**What to produce**
Give every entry again, word for word.

**Records for the task**
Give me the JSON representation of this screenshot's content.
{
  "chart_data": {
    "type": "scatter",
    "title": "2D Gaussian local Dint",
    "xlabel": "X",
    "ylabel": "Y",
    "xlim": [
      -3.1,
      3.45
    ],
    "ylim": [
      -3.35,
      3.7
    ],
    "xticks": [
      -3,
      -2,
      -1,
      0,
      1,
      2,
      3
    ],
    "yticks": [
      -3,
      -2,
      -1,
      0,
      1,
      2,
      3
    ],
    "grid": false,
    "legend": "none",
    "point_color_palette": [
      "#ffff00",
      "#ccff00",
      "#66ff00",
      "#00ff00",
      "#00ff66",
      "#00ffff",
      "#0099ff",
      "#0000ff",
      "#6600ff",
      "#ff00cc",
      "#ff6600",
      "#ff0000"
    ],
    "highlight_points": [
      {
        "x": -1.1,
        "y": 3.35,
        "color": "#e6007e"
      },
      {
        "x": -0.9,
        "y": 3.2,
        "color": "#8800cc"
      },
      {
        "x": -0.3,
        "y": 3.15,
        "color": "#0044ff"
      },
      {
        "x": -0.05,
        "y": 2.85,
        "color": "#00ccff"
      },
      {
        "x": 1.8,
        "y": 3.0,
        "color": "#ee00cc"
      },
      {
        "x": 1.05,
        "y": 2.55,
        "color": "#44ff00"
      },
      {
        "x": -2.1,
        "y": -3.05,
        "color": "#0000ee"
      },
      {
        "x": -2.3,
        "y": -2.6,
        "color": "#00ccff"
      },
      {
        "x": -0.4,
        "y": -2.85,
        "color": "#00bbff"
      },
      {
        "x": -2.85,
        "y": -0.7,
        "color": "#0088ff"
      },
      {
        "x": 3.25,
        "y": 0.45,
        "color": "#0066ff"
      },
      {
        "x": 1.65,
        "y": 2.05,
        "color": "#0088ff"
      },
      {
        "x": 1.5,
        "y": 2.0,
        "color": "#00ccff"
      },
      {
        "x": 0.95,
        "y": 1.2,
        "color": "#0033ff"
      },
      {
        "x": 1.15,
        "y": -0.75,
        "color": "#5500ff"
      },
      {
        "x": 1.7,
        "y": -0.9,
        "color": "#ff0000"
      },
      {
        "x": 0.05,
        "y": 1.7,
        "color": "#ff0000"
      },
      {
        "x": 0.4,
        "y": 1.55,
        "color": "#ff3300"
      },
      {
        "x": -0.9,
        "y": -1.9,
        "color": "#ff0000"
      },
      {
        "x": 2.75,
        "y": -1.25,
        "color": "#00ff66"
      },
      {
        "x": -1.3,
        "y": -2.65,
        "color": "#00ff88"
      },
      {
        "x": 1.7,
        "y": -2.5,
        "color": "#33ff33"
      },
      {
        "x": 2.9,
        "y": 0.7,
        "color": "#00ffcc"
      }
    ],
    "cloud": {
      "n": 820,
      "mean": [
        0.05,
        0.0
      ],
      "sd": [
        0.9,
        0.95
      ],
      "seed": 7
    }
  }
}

**Worked answer**
Give me the JSON representation of this screenshot's content.
{
  "chart_data": {
    "type": "scatter",
    "title": "2D Gaussian local Dint",
    "xlabel": "X",
    "ylabel": "Y",
    "xlim": [
      -3.1,
      3.45
    ],
    "ylim": [
      -3.35,
      3.7
    ],
    "xticks": [
      -3,
      -2,
      -1,
      0,
      1,
      2,
      3
    ],
    "yticks": [
      -3,
      -2,
      -1,
      0,
      1,
      2,
      3
    ],
    "grid": false,
    "legend": "none",
    "point_color_palette": [
      "#ffff00",
      "#ccff00",
      "#66ff00",
      "#00ff00",
      "#00ff66",
      "#00ffff",
      "#0099ff",
      "#0000ff",
      "#6600ff",
      "#ff00cc",
      "#ff6600",
      "#ff0000"
    ],
    "highlight_points": [
      {
        "x": -1.1,
        "y": 3.35,
        "color": "#e6007e"
      },
      {
        "x": -0.9,
        "y": 3.2,
        "color": "#8800cc"
      },
      {
        "x": -0.3,
        "y": 3.15,
        "color": "#0044ff"
      },
      {
        "x": -0.05,
        "y": 2.85,
        "color": "#00ccff"
      },
      {
        "x": 1.8,
        "y": 3.0,
        "color": "#ee00cc"
      },
      {
        "x": 1.05,
        "y": 2.55,
        "color": "#44ff00"
      },
      {
        "x": -2.1,
        "y": -3.05,
        "color": "#0000ee"
      },
      {
        "x": -2.3,
        "y": -2.6,
        "color": "#00ccff"
      },
      {
        "x": -0.4,
        "y": -2.85,
        "color": "#00bbff"
      },
      {
        "x": -2.85,
        "y": -0.7,
        "color": "#0088ff"
      },
      {
        "x": 3.25,
        "y": 0.45,
        "color": "#0066ff"
      },
      {
        "x": 1.65,
        "y": 2.05,
        "color": "#0088ff"
      },
      {
        "x": 1.5,
        "y": 2.0,
        "color": "#00ccff"
      },
      {
        "x": 0.95,
        "y": 1.2,
        "color": "#0033ff"
      },
      {
        "x": 1.15,
        "y": -0.75,
        "color": "#5500ff"
      },
      {
        "x": 1.7,
        "y": -0.9,
        "color": "#ff0000"
      },
      {
        "x": 0.05,
        "y": 1.7,
        "color": "#ff0000"
      },
      {
        "x": 0.4,
        "y": 1.55,
        "color": "#ff3300"
      },
      {
        "x": -0.9,
        "y": -1.9,
        "color": "#ff0000"
      },
      {
        "x": 2.75,
        "y": -1.25,
        "color": "#00ff66"
      },
      {
        "x": -1.3,
        "y": -2.65,
        "color": "#00ff88"
      },
      {
        "x": 1.7,
        "y": -2.5,
        "color": "#33ff33"
      },
      {
        "x": 2.9,
        "y": 0.7,
        "color": "#00ffcc"
      }
    ],
    "cloud": {
      "n": 820,
      "mean": [
        0.05,
        0.0
      ],
      "sd": [
        0.9,
        0.95
      ],
      "seed": 7
    }
  }
}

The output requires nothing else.